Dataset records
_____

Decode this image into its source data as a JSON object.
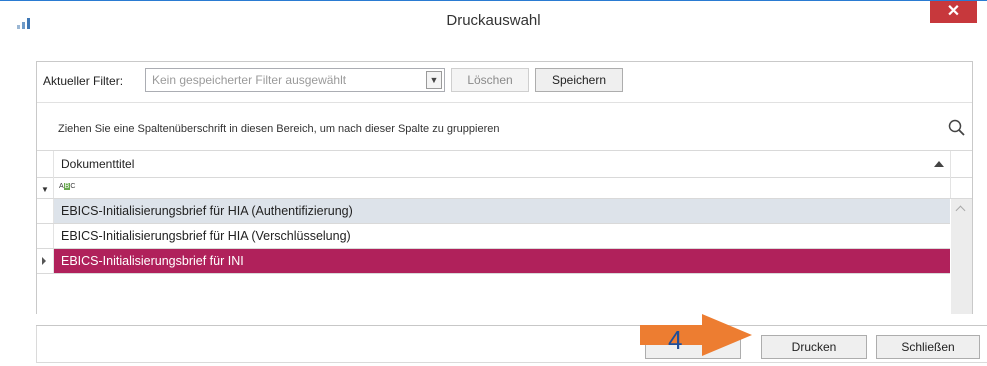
{
  "window": {
    "title": "Druckauswahl",
    "close_label": "✕"
  },
  "filter": {
    "label": "Aktueller Filter:",
    "placeholder": "Kein gespeicherter Filter ausgewählt",
    "clear_label": "Löschen",
    "save_label": "Speichern"
  },
  "grouping": {
    "hint": "Ziehen Sie eine Spaltenüberschrift in diesen Bereich, um nach dieser Spalte zu gruppieren"
  },
  "grid": {
    "column_header": "Dokumenttitel",
    "rows": [
      {
        "title": "EBICS-Initialisierungsbrief für HIA (Authentifizierung)"
      },
      {
        "title": "EBICS-Initialisierungsbrief für HIA (Verschlüsselung)"
      },
      {
        "title": "EBICS-Initialisierungsbrief für INI"
      }
    ]
  },
  "footer": {
    "print_label": "Drucken",
    "close_label": "Schließen"
  },
  "callout": {
    "number": "4"
  },
  "colors": {
    "selected_row": "#b0215b",
    "callout_arrow": "#ed7d31",
    "close_button": "#c7383c"
  }
}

_____

*SHORT EXERCISE:* Only lines with "title" are wanted here; list each of them.

*CORRECT ANSWER:*
    "title": "Druckauswahl",
        "title": "EBICS-Initialisierungsbrief für HIA (Authentifizierung)"
        "title": "EBICS-Initialisierungsbrief für HIA (Verschlüsselung)"
        "title": "EBICS-Initialisierungsbrief für INI"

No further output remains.